Instructions to follow: The records that follow should be retyped word for word.

(Extracted records)
------------------------------------------------
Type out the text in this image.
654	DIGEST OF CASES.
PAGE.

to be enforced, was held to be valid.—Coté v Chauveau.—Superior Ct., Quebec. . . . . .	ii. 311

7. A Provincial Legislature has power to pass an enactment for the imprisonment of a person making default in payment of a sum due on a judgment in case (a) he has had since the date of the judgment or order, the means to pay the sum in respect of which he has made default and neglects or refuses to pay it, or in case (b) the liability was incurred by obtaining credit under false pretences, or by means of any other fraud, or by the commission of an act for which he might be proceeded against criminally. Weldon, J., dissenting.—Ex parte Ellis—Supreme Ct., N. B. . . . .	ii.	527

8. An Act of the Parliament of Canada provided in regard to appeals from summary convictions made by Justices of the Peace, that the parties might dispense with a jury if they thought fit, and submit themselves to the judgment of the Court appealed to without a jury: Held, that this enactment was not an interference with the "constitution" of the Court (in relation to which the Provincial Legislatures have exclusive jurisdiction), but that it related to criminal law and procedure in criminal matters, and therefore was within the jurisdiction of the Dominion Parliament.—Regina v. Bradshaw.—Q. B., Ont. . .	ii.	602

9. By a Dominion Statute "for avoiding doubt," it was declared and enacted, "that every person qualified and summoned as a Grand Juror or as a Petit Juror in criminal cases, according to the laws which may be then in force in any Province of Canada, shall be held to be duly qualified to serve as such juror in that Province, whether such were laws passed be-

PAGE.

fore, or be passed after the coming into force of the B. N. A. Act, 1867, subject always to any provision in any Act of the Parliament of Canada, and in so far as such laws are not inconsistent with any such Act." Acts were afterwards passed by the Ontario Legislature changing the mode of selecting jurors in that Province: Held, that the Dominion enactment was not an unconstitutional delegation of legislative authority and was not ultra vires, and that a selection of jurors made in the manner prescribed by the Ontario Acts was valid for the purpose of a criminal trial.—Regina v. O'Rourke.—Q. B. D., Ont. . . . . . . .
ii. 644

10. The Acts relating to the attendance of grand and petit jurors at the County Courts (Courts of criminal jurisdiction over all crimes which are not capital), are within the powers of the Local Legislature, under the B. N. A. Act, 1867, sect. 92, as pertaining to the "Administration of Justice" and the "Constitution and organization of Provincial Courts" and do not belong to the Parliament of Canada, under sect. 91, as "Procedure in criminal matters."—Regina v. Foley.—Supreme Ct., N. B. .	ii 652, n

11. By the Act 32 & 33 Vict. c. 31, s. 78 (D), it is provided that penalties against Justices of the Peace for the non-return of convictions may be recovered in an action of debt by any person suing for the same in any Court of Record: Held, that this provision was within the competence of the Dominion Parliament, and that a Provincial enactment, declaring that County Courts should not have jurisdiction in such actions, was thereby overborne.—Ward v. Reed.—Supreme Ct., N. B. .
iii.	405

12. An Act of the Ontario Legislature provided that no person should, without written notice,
------------------------------------------------
Exercise output:
Type out the text in this image.
654	DIGEST OF CASES.
PAGE.

to be enforced, was held to be valid.—Coté v Chauveau.—Superior Ct., Quebec. . . . . .	ii. 311

7. A Provincial Legislature has power to pass an enactment for the imprisonment of a person making default in payment of a sum due on a judgment in case (a) he has had since the date of the judgment or order, the means to pay the sum in respect of which he has made default and neglects or refuses to pay it, or in case (b) the liability was incurred by obtaining credit under false pretences, or by means of any other fraud, or by the commission of an act for which he might be proceeded against criminally. Weldon, J., dissenting.—Ex parte Ellis—Supreme Ct., N. B. . . . .	ii.	527

8. An Act of the Parliament of Canada provided in regard to appeals from summary convictions made by Justices of the Peace, that the parties might dispense with a jury if they thought fit, and submit themselves to the judgment of the Court appealed to without a jury: Held, that this enactment was not an interference with the "constitution" of the Court (in relation to which the Provincial Legislatures have exclusive jurisdiction), but that it related to criminal law and procedure in criminal matters, and therefore was within the jurisdiction of the Dominion Parliament.—Regina v. Bradshaw.—Q. B., Ont. . .	ii.	602

9. By a Dominion Statute "for avoiding doubt," it was declared and enacted, "that every person qualified and summoned as a Grand Juror or as a Petit Juror in criminal cases, according to the laws which may be then in force in any Province of Canada, shall be held to be duly qualified to serve as such juror in that Province, whether such were laws passed be-

PAGE.

fore, or be passed after the coming into force of the B. N. A. Act, 1867, subject always to any provision in any Act of the Parliament of Canada, and in so far as such laws are not inconsistent with any such Act." Acts were afterwards passed by the Ontario Legislature changing the mode of selecting jurors in that Province: Held, that the Dominion enactment was not an unconstitutional delegation of legislative authority and was not ultra vires, and that a selection of jurors made in the manner prescribed by the Ontario Acts was valid for the purpose of a criminal trial.—Regina v. O'Rourke.—Q. B. D., Ont. . . . . . . .
ii. 644

10. The Acts relating to the attendance of grand and petit jurors at the County Courts (Courts of criminal jurisdiction over all crimes which are not capital), are within the powers of the Local Legislature, under the B. N. A. Act, 1867, sect. 92, as pertaining to the "Administration of Justice" and the "Constitution and organization of Provincial Courts" and do not belong to the Parliament of Canada, under sect. 91, as "Procedure in criminal matters."—Regina v. Foley.—Supreme Ct., N. B. .	ii 652, n

11. By the Act 32 & 33 Vict. c. 31, s. 78 (D), it is provided that penalties against Justices of the Peace for the non-return of convictions may be recovered in an action of debt by any person suing for the same in any Court of Record: Held, that this provision was within the competence of the Dominion Parliament, and that a Provincial enactment, declaring that County Courts should not have jurisdiction in such actions, was thereby overborne.—Ward v. Reed.—Supreme Ct., N. B. .
iii.	405

12. An Act of the Ontario Legislature provided that no person should, without written notice,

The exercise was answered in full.